-- begin Recorded information --
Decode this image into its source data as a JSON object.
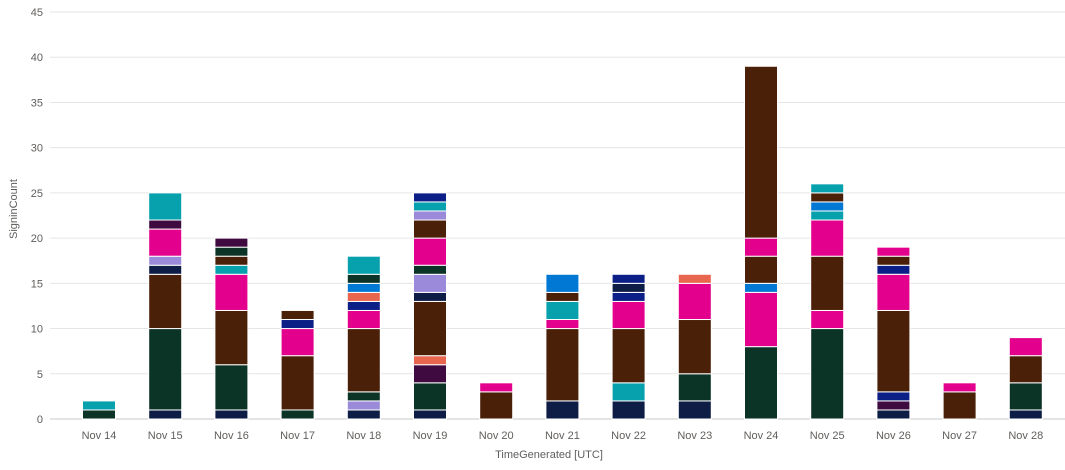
{
  "chart_data": {
    "type": "bar",
    "stacked": true,
    "xlabel": "TimeGenerated [UTC]",
    "ylabel": "SigninCount",
    "ylim": [
      0,
      45
    ],
    "yticks": [
      0,
      5,
      10,
      15,
      20,
      25,
      30,
      35,
      40,
      45
    ],
    "grid": true,
    "categories": [
      "Nov 14",
      "Nov 15",
      "Nov 16",
      "Nov 17",
      "Nov 18",
      "Nov 19",
      "Nov 20",
      "Nov 21",
      "Nov 22",
      "Nov 23",
      "Nov 24",
      "Nov 25",
      "Nov 26",
      "Nov 27",
      "Nov 28"
    ],
    "stacks": [
      [
        {
          "v": 1,
          "c": "#0b3326"
        },
        {
          "v": 1,
          "c": "#07a0ad"
        }
      ],
      [
        {
          "v": 1,
          "c": "#0d1d45"
        },
        {
          "v": 9,
          "c": "#0b3326"
        },
        {
          "v": 6,
          "c": "#4b2008"
        },
        {
          "v": 1,
          "c": "#0d1d45"
        },
        {
          "v": 1,
          "c": "#9b8ad9"
        },
        {
          "v": 3,
          "c": "#e3008c"
        },
        {
          "v": 1,
          "c": "#3f0a3f"
        },
        {
          "v": 3,
          "c": "#07a0ad"
        }
      ],
      [
        {
          "v": 1,
          "c": "#0d1d45"
        },
        {
          "v": 5,
          "c": "#0b3326"
        },
        {
          "v": 6,
          "c": "#4b2008"
        },
        {
          "v": 4,
          "c": "#e3008c"
        },
        {
          "v": 1,
          "c": "#07a0ad"
        },
        {
          "v": 1,
          "c": "#4b2008"
        },
        {
          "v": 1,
          "c": "#0b3326"
        },
        {
          "v": 1,
          "c": "#3f0a3f"
        }
      ],
      [
        {
          "v": 1,
          "c": "#0b3326"
        },
        {
          "v": 6,
          "c": "#4b2008"
        },
        {
          "v": 3,
          "c": "#e3008c"
        },
        {
          "v": 1,
          "c": "#0c1f86"
        },
        {
          "v": 1,
          "c": "#4b2008"
        }
      ],
      [
        {
          "v": 1,
          "c": "#0d1d45"
        },
        {
          "v": 1,
          "c": "#9b8ad9"
        },
        {
          "v": 1,
          "c": "#0b3326"
        },
        {
          "v": 7,
          "c": "#4b2008"
        },
        {
          "v": 2,
          "c": "#e3008c"
        },
        {
          "v": 1,
          "c": "#0c1f86"
        },
        {
          "v": 1,
          "c": "#e8664d"
        },
        {
          "v": 1,
          "c": "#0078d4"
        },
        {
          "v": 1,
          "c": "#0b3326"
        },
        {
          "v": 2,
          "c": "#07a0ad"
        }
      ],
      [
        {
          "v": 1,
          "c": "#0d1d45"
        },
        {
          "v": 3,
          "c": "#0b3326"
        },
        {
          "v": 2,
          "c": "#3f0a3f"
        },
        {
          "v": 1,
          "c": "#e8664d"
        },
        {
          "v": 6,
          "c": "#4b2008"
        },
        {
          "v": 1,
          "c": "#0d1d45"
        },
        {
          "v": 2,
          "c": "#9b8ad9"
        },
        {
          "v": 1,
          "c": "#0b3326"
        },
        {
          "v": 3,
          "c": "#e3008c"
        },
        {
          "v": 2,
          "c": "#4b2008"
        },
        {
          "v": 1,
          "c": "#9b8ad9"
        },
        {
          "v": 1,
          "c": "#07a0ad"
        },
        {
          "v": 1,
          "c": "#0c1f86"
        }
      ],
      [
        {
          "v": 3,
          "c": "#4b2008"
        },
        {
          "v": 1,
          "c": "#e3008c"
        }
      ],
      [
        {
          "v": 2,
          "c": "#0d1d45"
        },
        {
          "v": 8,
          "c": "#4b2008"
        },
        {
          "v": 1,
          "c": "#e3008c"
        },
        {
          "v": 2,
          "c": "#07a0ad"
        },
        {
          "v": 1,
          "c": "#4b2008"
        },
        {
          "v": 2,
          "c": "#0078d4"
        }
      ],
      [
        {
          "v": 2,
          "c": "#0d1d45"
        },
        {
          "v": 2,
          "c": "#07a0ad"
        },
        {
          "v": 6,
          "c": "#4b2008"
        },
        {
          "v": 3,
          "c": "#e3008c"
        },
        {
          "v": 1,
          "c": "#0c1f86"
        },
        {
          "v": 1,
          "c": "#0d1d45"
        },
        {
          "v": 1,
          "c": "#0c1f86"
        }
      ],
      [
        {
          "v": 2,
          "c": "#0d1d45"
        },
        {
          "v": 3,
          "c": "#0b3326"
        },
        {
          "v": 6,
          "c": "#4b2008"
        },
        {
          "v": 4,
          "c": "#e3008c"
        },
        {
          "v": 1,
          "c": "#e8664d"
        }
      ],
      [
        {
          "v": 8,
          "c": "#0b3326"
        },
        {
          "v": 6,
          "c": "#e3008c"
        },
        {
          "v": 1,
          "c": "#0078d4"
        },
        {
          "v": 3,
          "c": "#4b2008"
        },
        {
          "v": 2,
          "c": "#e3008c"
        },
        {
          "v": 19,
          "c": "#4b2008"
        }
      ],
      [
        {
          "v": 10,
          "c": "#0b3326"
        },
        {
          "v": 2,
          "c": "#e3008c"
        },
        {
          "v": 6,
          "c": "#4b2008"
        },
        {
          "v": 4,
          "c": "#e3008c"
        },
        {
          "v": 1,
          "c": "#07a0ad"
        },
        {
          "v": 1,
          "c": "#0078d4"
        },
        {
          "v": 1,
          "c": "#4b2008"
        },
        {
          "v": 1,
          "c": "#07a0ad"
        }
      ],
      [
        {
          "v": 1,
          "c": "#0d1d45"
        },
        {
          "v": 1,
          "c": "#3f0a3f"
        },
        {
          "v": 1,
          "c": "#0c1f86"
        },
        {
          "v": 9,
          "c": "#4b2008"
        },
        {
          "v": 4,
          "c": "#e3008c"
        },
        {
          "v": 1,
          "c": "#0c1f86"
        },
        {
          "v": 1,
          "c": "#4b2008"
        },
        {
          "v": 1,
          "c": "#e3008c"
        }
      ],
      [
        {
          "v": 3,
          "c": "#4b2008"
        },
        {
          "v": 1,
          "c": "#e3008c"
        }
      ],
      [
        {
          "v": 1,
          "c": "#0d1d45"
        },
        {
          "v": 3,
          "c": "#0b3326"
        },
        {
          "v": 3,
          "c": "#4b2008"
        },
        {
          "v": 2,
          "c": "#e3008c"
        }
      ]
    ],
    "totals": [
      2,
      25,
      20,
      12,
      18,
      25,
      4,
      16,
      16,
      16,
      39,
      26,
      19,
      4,
      9
    ]
  }
}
-- end Recorded information --
Work required | The material above must be printed exactly, with its pictures left out.

Result of this exercise |
Decode this image into its source data as a JSON object.
{
  "chart_data": {
    "type": "bar",
    "stacked": true,
    "xlabel": "TimeGenerated [UTC]",
    "ylabel": "SigninCount",
    "ylim": [
      0,
      45
    ],
    "yticks": [
      0,
      5,
      10,
      15,
      20,
      25,
      30,
      35,
      40,
      45
    ],
    "grid": true,
    "categories": [
      "Nov 14",
      "Nov 15",
      "Nov 16",
      "Nov 17",
      "Nov 18",
      "Nov 19",
      "Nov 20",
      "Nov 21",
      "Nov 22",
      "Nov 23",
      "Nov 24",
      "Nov 25",
      "Nov 26",
      "Nov 27",
      "Nov 28"
    ],
    "stacks": [
      [
        {
          "v": 1,
          "c": "#0b3326"
        },
        {
          "v": 1,
          "c": "#07a0ad"
        }
      ],
      [
        {
          "v": 1,
          "c": "#0d1d45"
        },
        {
          "v": 9,
          "c": "#0b3326"
        },
        {
          "v": 6,
          "c": "#4b2008"
        },
        {
          "v": 1,
          "c": "#0d1d45"
        },
        {
          "v": 1,
          "c": "#9b8ad9"
        },
        {
          "v": 3,
          "c": "#e3008c"
        },
        {
          "v": 1,
          "c": "#3f0a3f"
        },
        {
          "v": 3,
          "c": "#07a0ad"
        }
      ],
      [
        {
          "v": 1,
          "c": "#0d1d45"
        },
        {
          "v": 5,
          "c": "#0b3326"
        },
        {
          "v": 6,
          "c": "#4b2008"
        },
        {
          "v": 4,
          "c": "#e3008c"
        },
        {
          "v": 1,
          "c": "#07a0ad"
        },
        {
          "v": 1,
          "c": "#4b2008"
        },
        {
          "v": 1,
          "c": "#0b3326"
        },
        {
          "v": 1,
          "c": "#3f0a3f"
        }
      ],
      [
        {
          "v": 1,
          "c": "#0b3326"
        },
        {
          "v": 6,
          "c": "#4b2008"
        },
        {
          "v": 3,
          "c": "#e3008c"
        },
        {
          "v": 1,
          "c": "#0c1f86"
        },
        {
          "v": 1,
          "c": "#4b2008"
        }
      ],
      [
        {
          "v": 1,
          "c": "#0d1d45"
        },
        {
          "v": 1,
          "c": "#9b8ad9"
        },
        {
          "v": 1,
          "c": "#0b3326"
        },
        {
          "v": 7,
          "c": "#4b2008"
        },
        {
          "v": 2,
          "c": "#e3008c"
        },
        {
          "v": 1,
          "c": "#0c1f86"
        },
        {
          "v": 1,
          "c": "#e8664d"
        },
        {
          "v": 1,
          "c": "#0078d4"
        },
        {
          "v": 1,
          "c": "#0b3326"
        },
        {
          "v": 2,
          "c": "#07a0ad"
        }
      ],
      [
        {
          "v": 1,
          "c": "#0d1d45"
        },
        {
          "v": 3,
          "c": "#0b3326"
        },
        {
          "v": 2,
          "c": "#3f0a3f"
        },
        {
          "v": 1,
          "c": "#e8664d"
        },
        {
          "v": 6,
          "c": "#4b2008"
        },
        {
          "v": 1,
          "c": "#0d1d45"
        },
        {
          "v": 2,
          "c": "#9b8ad9"
        },
        {
          "v": 1,
          "c": "#0b3326"
        },
        {
          "v": 3,
          "c": "#e3008c"
        },
        {
          "v": 2,
          "c": "#4b2008"
        },
        {
          "v": 1,
          "c": "#9b8ad9"
        },
        {
          "v": 1,
          "c": "#07a0ad"
        },
        {
          "v": 1,
          "c": "#0c1f86"
        }
      ],
      [
        {
          "v": 3,
          "c": "#4b2008"
        },
        {
          "v": 1,
          "c": "#e3008c"
        }
      ],
      [
        {
          "v": 2,
          "c": "#0d1d45"
        },
        {
          "v": 8,
          "c": "#4b2008"
        },
        {
          "v": 1,
          "c": "#e3008c"
        },
        {
          "v": 2,
          "c": "#07a0ad"
        },
        {
          "v": 1,
          "c": "#4b2008"
        },
        {
          "v": 2,
          "c": "#0078d4"
        }
      ],
      [
        {
          "v": 2,
          "c": "#0d1d45"
        },
        {
          "v": 2,
          "c": "#07a0ad"
        },
        {
          "v": 6,
          "c": "#4b2008"
        },
        {
          "v": 3,
          "c": "#e3008c"
        },
        {
          "v": 1,
          "c": "#0c1f86"
        },
        {
          "v": 1,
          "c": "#0d1d45"
        },
        {
          "v": 1,
          "c": "#0c1f86"
        }
      ],
      [
        {
          "v": 2,
          "c": "#0d1d45"
        },
        {
          "v": 3,
          "c": "#0b3326"
        },
        {
          "v": 6,
          "c": "#4b2008"
        },
        {
          "v": 4,
          "c": "#e3008c"
        },
        {
          "v": 1,
          "c": "#e8664d"
        }
      ],
      [
        {
          "v": 8,
          "c": "#0b3326"
        },
        {
          "v": 6,
          "c": "#e3008c"
        },
        {
          "v": 1,
          "c": "#0078d4"
        },
        {
          "v": 3,
          "c": "#4b2008"
        },
        {
          "v": 2,
          "c": "#e3008c"
        },
        {
          "v": 19,
          "c": "#4b2008"
        }
      ],
      [
        {
          "v": 10,
          "c": "#0b3326"
        },
        {
          "v": 2,
          "c": "#e3008c"
        },
        {
          "v": 6,
          "c": "#4b2008"
        },
        {
          "v": 4,
          "c": "#e3008c"
        },
        {
          "v": 1,
          "c": "#07a0ad"
        },
        {
          "v": 1,
          "c": "#0078d4"
        },
        {
          "v": 1,
          "c": "#4b2008"
        },
        {
          "v": 1,
          "c": "#07a0ad"
        }
      ],
      [
        {
          "v": 1,
          "c": "#0d1d45"
        },
        {
          "v": 1,
          "c": "#3f0a3f"
        },
        {
          "v": 1,
          "c": "#0c1f86"
        },
        {
          "v": 9,
          "c": "#4b2008"
        },
        {
          "v": 4,
          "c": "#e3008c"
        },
        {
          "v": 1,
          "c": "#0c1f86"
        },
        {
          "v": 1,
          "c": "#4b2008"
        },
        {
          "v": 1,
          "c": "#e3008c"
        }
      ],
      [
        {
          "v": 3,
          "c": "#4b2008"
        },
        {
          "v": 1,
          "c": "#e3008c"
        }
      ],
      [
        {
          "v": 1,
          "c": "#0d1d45"
        },
        {
          "v": 3,
          "c": "#0b3326"
        },
        {
          "v": 3,
          "c": "#4b2008"
        },
        {
          "v": 2,
          "c": "#e3008c"
        }
      ]
    ],
    "totals": [
      2,
      25,
      20,
      12,
      18,
      25,
      4,
      16,
      16,
      16,
      39,
      26,
      19,
      4,
      9
    ]
  }
}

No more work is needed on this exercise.